**Task:** List every built-in Math method that the JavaScript article below names.

---------- Source extract

How to Get the Integer Part of a Decimal Number in JavaScript?

Find out how to get the digits before a decimal point in JavaScript

Using Math.trunc()

Introduced in ES6, Math.trunc() returns the truncated integer part of a number (which in case of a decimal number would remove the fractional digits, and return only the integer part). To illustrate this, let's look at the following examples:

// ES6+
Math.trunc(1234.567); // output: 1234
Math.trunc(-1234.567); // output: -1234

Math.trunc(1234); // output: 1234
Math.trunc(-1234); // output: -1234

Math.trunc(Infinity); // output: Infinity
Math.trunc(-Infinity); // output: -Infinity

Math.trunc(100000000000000000000000000000000.2345); // output: 1e+32
Math.trunc(-100000000000000000000000000000000.2345); // output: -1e+32

Using Math.floor() and Math.ceil()

To achieve the same effect as with Math.trunc(), you can use Math.floor() to round down positive integers, and Math.ceil() to round up negative integers. For example:

const trunc = (num) => num > 0 ? Math.floor(num) : Math.ceil(num);

trunc(1234.567); // output: 1234
trunc(-1234.567); // output: -1234

trunc(1234); // output: 1234
trunc(-1234); // output: -1234

trunc(Infinity); // output: Infinity
trunc(-Infinity); // output: -Infinity

trunc(100000000000000000000000000000000.2345); // output: 1e+32
trunc(-100000000000000000000000000000000.2345); // output: -1e+32

This method may be useful in cases where you don't have support for ES6. However, if such is the case then you must remember to refactor the trunc() function in the code above to not use the arrow function expression (as it too was introduced in ES6).

--------------------
---------- Entries provided

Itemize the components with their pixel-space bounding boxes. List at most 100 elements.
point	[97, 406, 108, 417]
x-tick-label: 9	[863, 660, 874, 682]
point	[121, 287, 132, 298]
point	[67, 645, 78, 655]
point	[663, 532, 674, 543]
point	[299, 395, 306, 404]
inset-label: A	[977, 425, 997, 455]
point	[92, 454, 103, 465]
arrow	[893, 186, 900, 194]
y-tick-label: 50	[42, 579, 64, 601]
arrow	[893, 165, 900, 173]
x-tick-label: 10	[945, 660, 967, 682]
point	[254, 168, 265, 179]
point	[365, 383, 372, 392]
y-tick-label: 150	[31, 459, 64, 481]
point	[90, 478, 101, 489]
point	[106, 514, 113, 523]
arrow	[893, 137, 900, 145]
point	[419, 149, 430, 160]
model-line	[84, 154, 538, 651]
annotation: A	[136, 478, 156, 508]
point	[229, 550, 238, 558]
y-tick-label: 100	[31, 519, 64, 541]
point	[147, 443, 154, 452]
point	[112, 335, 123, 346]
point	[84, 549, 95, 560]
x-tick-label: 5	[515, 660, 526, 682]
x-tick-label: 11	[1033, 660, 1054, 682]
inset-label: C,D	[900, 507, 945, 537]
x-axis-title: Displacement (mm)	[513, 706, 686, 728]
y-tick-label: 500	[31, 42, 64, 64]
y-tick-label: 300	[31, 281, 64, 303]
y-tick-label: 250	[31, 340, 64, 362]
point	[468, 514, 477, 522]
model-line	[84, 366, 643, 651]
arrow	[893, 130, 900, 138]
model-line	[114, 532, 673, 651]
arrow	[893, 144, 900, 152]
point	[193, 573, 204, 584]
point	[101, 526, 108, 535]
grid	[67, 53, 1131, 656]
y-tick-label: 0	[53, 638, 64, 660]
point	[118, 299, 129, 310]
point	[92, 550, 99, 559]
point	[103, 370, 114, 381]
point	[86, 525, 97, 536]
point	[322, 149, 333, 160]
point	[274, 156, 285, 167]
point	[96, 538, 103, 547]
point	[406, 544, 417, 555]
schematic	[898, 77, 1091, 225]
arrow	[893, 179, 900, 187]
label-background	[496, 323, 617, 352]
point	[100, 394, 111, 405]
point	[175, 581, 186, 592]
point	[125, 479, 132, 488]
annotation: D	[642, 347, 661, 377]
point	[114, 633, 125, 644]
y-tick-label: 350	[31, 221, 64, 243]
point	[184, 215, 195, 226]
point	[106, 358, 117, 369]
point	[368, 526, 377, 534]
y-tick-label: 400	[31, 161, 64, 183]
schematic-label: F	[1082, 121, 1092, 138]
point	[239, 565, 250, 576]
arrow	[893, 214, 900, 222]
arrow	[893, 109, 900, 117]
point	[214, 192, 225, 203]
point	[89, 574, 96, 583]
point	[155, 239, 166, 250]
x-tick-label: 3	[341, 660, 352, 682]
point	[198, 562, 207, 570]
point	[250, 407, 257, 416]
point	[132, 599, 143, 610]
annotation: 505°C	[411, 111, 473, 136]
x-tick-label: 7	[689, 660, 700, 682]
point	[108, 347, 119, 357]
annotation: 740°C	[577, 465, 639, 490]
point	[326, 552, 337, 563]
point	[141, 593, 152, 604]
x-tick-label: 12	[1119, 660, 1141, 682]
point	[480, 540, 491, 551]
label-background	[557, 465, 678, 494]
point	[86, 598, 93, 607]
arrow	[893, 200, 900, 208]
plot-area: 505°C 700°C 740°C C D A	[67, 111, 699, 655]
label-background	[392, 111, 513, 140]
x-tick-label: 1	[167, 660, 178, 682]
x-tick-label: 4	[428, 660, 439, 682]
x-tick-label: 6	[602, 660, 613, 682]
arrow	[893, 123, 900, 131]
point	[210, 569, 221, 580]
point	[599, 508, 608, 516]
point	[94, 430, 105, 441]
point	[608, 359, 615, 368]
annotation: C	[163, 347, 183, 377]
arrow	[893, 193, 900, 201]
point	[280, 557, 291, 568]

--------------------

**Expected output:**
Math.trunc()
Math.floor()
Math.ceil()